<<<<

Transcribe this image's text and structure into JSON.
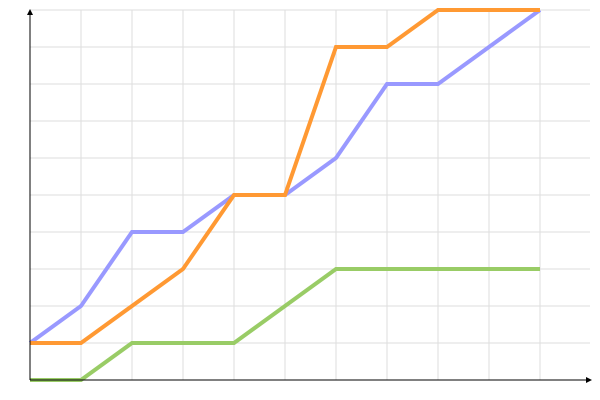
{
  "chart_data": {
    "type": "line",
    "title": "",
    "xlabel": "",
    "ylabel": "",
    "x": [
      0,
      1,
      2,
      3,
      4,
      5,
      6,
      7,
      8,
      9,
      10
    ],
    "xlim": [
      0,
      11
    ],
    "ylim": [
      0,
      10
    ],
    "grid": true,
    "legend": "none",
    "series": [
      {
        "color": "#9999ff",
        "values": [
          1,
          2,
          4,
          4,
          5,
          5,
          6,
          8,
          8,
          9,
          10
        ]
      },
      {
        "color": "#ff9933",
        "values": [
          1,
          1,
          2,
          3,
          5,
          5,
          9,
          9,
          10,
          10,
          10
        ]
      },
      {
        "color": "#99cc66",
        "values": [
          0,
          0,
          1,
          1,
          1,
          2,
          3,
          3,
          3,
          3,
          3
        ]
      }
    ]
  }
}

>>>>

--- Stated goal ---
How many of these lines contain "color"? Write only the number.

--- Answer to this exercise ---
3